- SOURCE TEXT:
********************

A Course in Miracles: A Required Course

Buffy
Since my Uncle Paul passed, I’ve been on a sort of emotional roller coaster. A lot of things in my life have been weird. Some things have been unmanageable. I’ve allowed my emotions to do whatever they wanted to. My mourning process has been a hybrid of big laughs and tough realizations of where I now stand in my life journey. Death is like that. While I understand its place in life, we never know how loss will effect or affect us until it happens. For me, the last two deaths in my immediate family have been hard on my spirit. The good news is that I’m starting to feel a bit more like myself again. Complete with the need to fix my innards. More. Again. Still.

 

I’ve been through this before. I come to this place–it can be called a kind of purgatory–where I can’t move forward. I can’t move side to side. Certainly–moving backward is not an option. Essentially, I feel stuck. Nothing is “wrong” per say, but nothing is moving really. Progression seems to be stalling. Stuff happens–big stuff–but nothing seems to come of it. Or no momentum. No matter what I do. Like, come on! Or I feel like I’m not doing enough so I fill my plate with stuff to do, but I don’t feel satiated. I feel like nothing I’m doing is right. Sometimes I feel like I’m going in the exact wrong direction no matter what level of brilliance I’m up to. Sometimes I try something completely out of character. To get the ball rolling. To feel excited about what I’m up to, but I end up feeling like I’m trying to jump double dutch with two left feet and a limp. The best way to describe this feeling is “in wait”. It’s like I’m biding my time, and I know I am. But what else can I do? Sit on my couch watching stupid shows and my brain turn into a baked potato, whilst eating bon-bons as I wait for my life to make any amount of sense? I think not.

 

I was told that when this happens–this stalling–it means angels are preparing a way for me. I’m in a holding pattern because what I’m going for isn’t ready for me yet. I’m starting to believe maybe only part of this is true. I’m starting to believe the actuality is, I’M not ready for what I’m going for and until I do some necessary inner work, I’ll stay right here stuck until I do. By force or by foul.

********************

- PROVIDED DATA:
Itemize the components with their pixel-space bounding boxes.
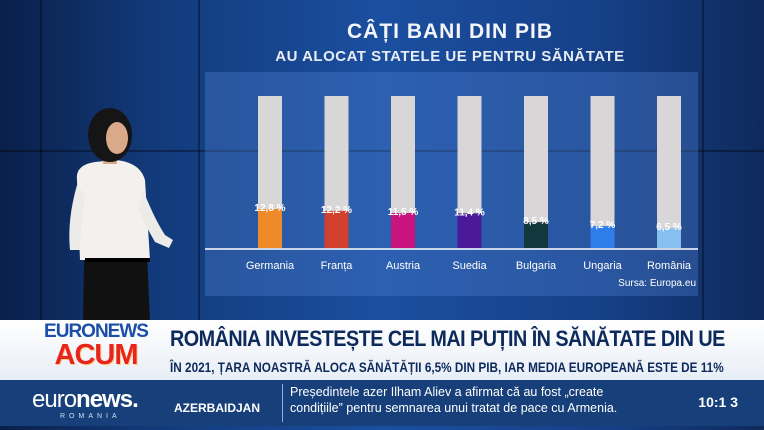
logo-subtitle: ROMANIA — [60, 413, 121, 420]
x-tick-label: Ungaria — [583, 260, 622, 272]
euronews-logo: euronews. — [32, 386, 139, 414]
bar — [258, 209, 282, 248]
bar — [457, 213, 482, 248]
bar — [524, 222, 548, 248]
video-wall-seam — [702, 0, 704, 320]
data-label: 12,2 % — [321, 205, 352, 216]
chart-panel — [205, 72, 698, 296]
data-label: 11,4 % — [454, 207, 485, 218]
logo-text: euro — [32, 386, 77, 413]
bar — [657, 228, 681, 248]
chart-title: CÂȚI BANI DIN PIB — [347, 20, 553, 43]
data-label: 7,2 % — [590, 220, 616, 231]
x-tick-label: România — [647, 260, 692, 272]
video-wall-seam — [198, 0, 200, 320]
bar-track — [657, 96, 681, 248]
data-label: 6,5 % — [656, 222, 682, 233]
ticker-text: Președintele azer Ilham Aliev a afirmat … — [290, 385, 604, 399]
divider — [282, 384, 283, 422]
video-wall-seam — [40, 0, 42, 320]
video-wall-seam — [0, 150, 764, 152]
subheadline: ÎN 2021, ȚARA NOASTRĂ ALOCA SĂNĂTĂȚII 6,… — [170, 359, 724, 375]
data-label: 8,5 % — [523, 216, 549, 227]
chart-screen: CÂȚI BANI DIN PIB AU ALOCAT STATELE UE P… — [200, 0, 700, 300]
bar-track — [590, 96, 615, 248]
x-tick-label: Franța — [321, 260, 354, 272]
presenter — [69, 108, 173, 320]
bar — [324, 210, 349, 248]
x-tick-label: Bulgaria — [516, 260, 557, 272]
logo-text: news. — [76, 386, 139, 413]
headline: ROMÂNIA INVESTEȘTE CEL MAI PUȚIN ÎN SĂNĂ… — [170, 326, 725, 351]
data-label: 12,8 % — [254, 203, 285, 214]
ticker-topic: AZERBAIDJAN — [174, 401, 261, 415]
x-tick-label: Suedia — [452, 260, 487, 272]
ticker-text: condițiile” pentru semnarea unui tratat … — [290, 401, 618, 415]
logo-text: EURONEWS — [44, 321, 149, 342]
logo-text: ACUM — [54, 339, 139, 371]
clock: 10:1 3 — [698, 394, 738, 410]
news-ticker: euronews. ROMANIA AZERBAIDJAN Președinte… — [0, 380, 764, 426]
bar-chart: 12,8 % Germania 12,2 % Franța 11,5 % Austria 1… — [205, 96, 698, 272]
data-label: 11,5 % — [388, 207, 419, 218]
bar — [391, 213, 415, 248]
lower-third: EURONEWS ACUM ROMÂNIA INVESTEȘTE CEL MAI… — [0, 320, 764, 380]
x-tick-label: Austria — [386, 260, 421, 272]
x-tick-label: Germania — [246, 260, 295, 272]
chart-subtitle: AU ALOCAT STATELE UE PENTRU SĂNĂTATE — [275, 48, 625, 65]
bar — [590, 226, 615, 248]
chart-source: Sursa: Europa.eu — [618, 278, 696, 289]
euronews-acum-logo: EURONEWS ACUM — [38, 322, 154, 370]
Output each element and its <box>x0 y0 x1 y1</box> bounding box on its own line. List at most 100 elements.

********************

- EXERCISE INSTRUCTIONS:
(1) In the records, rewrite everything from the line containing "logo-subtitle: ROMANIA — [60, 413, 121, 420]" down to the line containing "401, 618, 415]", changing "video-wall-seam" to "screen-seam" and leaving all else the same.
(2) Carry the essay about grief and feeling stuck forward from its final sentence.

- RESULTS OF THE TASKS:
(1)
logo-subtitle: ROMANIA — [60, 413, 121, 420]
x-tick-label: Ungaria — [583, 260, 622, 272]
euronews-logo: euronews. — [32, 386, 139, 414]
bar — [258, 209, 282, 248]
bar — [457, 213, 482, 248]
bar — [524, 222, 548, 248]
screen-seam — [702, 0, 704, 320]
data-label: 12,2 % — [321, 205, 352, 216]
chart-panel — [205, 72, 698, 296]
data-label: 11,4 % — [454, 207, 485, 218]
logo-text: euro — [32, 386, 77, 413]
bar — [657, 228, 681, 248]
chart-title: CÂȚI BANI DIN PIB — [347, 20, 553, 43]
data-label: 7,2 % — [590, 220, 616, 231]
x-tick-label: România — [647, 260, 692, 272]
screen-seam — [198, 0, 200, 320]
bar-track — [657, 96, 681, 248]
data-label: 6,5 % — [656, 222, 682, 233]
ticker-text: Președintele azer Ilham Aliev a afirmat … — [290, 385, 604, 399]
divider — [282, 384, 283, 422]
screen-seam — [40, 0, 42, 320]
screen-seam — [0, 150, 764, 152]
subheadline: ÎN 2021, ȚARA NOASTRĂ ALOCA SĂNĂTĂȚII 6,… — [170, 359, 724, 375]
data-label: 8,5 % — [523, 216, 549, 227]
chart-screen: CÂȚI BANI DIN PIB AU ALOCAT STATELE UE P… — [200, 0, 700, 300]
bar-track — [590, 96, 615, 248]
x-tick-label: Franța — [321, 260, 354, 272]
presenter — [69, 108, 173, 320]
bar — [324, 210, 349, 248]
x-tick-label: Bulgaria — [516, 260, 557, 272]
logo-text: news. — [76, 386, 139, 413]
headline: ROMÂNIA INVESTEȘTE CEL MAI PUȚIN ÎN SĂNĂ… — [170, 326, 725, 351]
data-label: 12,8 % — [254, 203, 285, 214]
ticker-topic: AZERBAIDJAN — [174, 401, 261, 415]
x-tick-label: Suedia — [452, 260, 487, 272]
ticker-text: condițiile” pentru semnarea unui tratat … — [290, 401, 618, 415]

(2)
A Course in Miracles. I bought the book maybe 8 years ago. One time I remember opening the book and looking at the Workbook for Students and cringing a little. I hadn’t read the introduction, so I hadn’t the foggiest idea what in the world I was reading. It seemed like a riddle and I don’t claim to be all that generous with my time when riddles cross my path. Plus, the book is huge. It looks like a dictionary or an encyclopedia volume. While I’ve been known to read a Harry Potter 700+ page book in a day, for whatever reason, daunting doesn’t even cover what the A Course in Miracles book feels like in hand. Drudgery? Close. Plus, all the texts combined, to complete the students and the teachers bit takes a year each. Pffff.

 

Meanwhile, fast forward some to now. Well, last night. I found myself out in front of my house for maybe 2-3 hours reading through the introduction. Mesmerized by the text and beginning to get an understanding of the riddle I wasn’t ready for 8 years ago. Granted, I wasn’t reading the substantial hard cover I bought 8 years back. That book is packed away in a box somewhere in storage. I can only imagine how I looked crouching in the drivers seat of my car reading through the e-book version on my Kindle for iPhone.

 

I suppose the strangest part of my revisit to A Course in Miracles is how similarly this same scenario has happened with other books that have crossed my path. The Celestine Prophesy. I may have bought the first book maybe three or four times prior to actually reading it and every one of its sequels in a weekend– maybe 4 years ago. The Four Agreements–although I think I read that one within a reasonable time frame. The Alchemist. A New Earth. The Power of Now. There are more. Something in me is attracted to these books (or was years ago) but couldn’t get through them. Couldn’t relate. I simply wasn’t ready for the riddle. I bought them, thumbed through them and they ended up in storage out of my immediate reach. Years later, in times like these, feeling stuck in some semblance of purgatory, I yearn for them and suddenly, I’m open, ready and willing to take that leap into the words that have been calling me for longer than I’m willing to admit sometimes. So I buy them again. But THIS time I read them. Pffff.

 

What is it about these books that is so attractive to me on the surface, but won’t let me devour them when the urge first hits? What is it about me now that must revisit them, that craves them, that needs the teachings they present?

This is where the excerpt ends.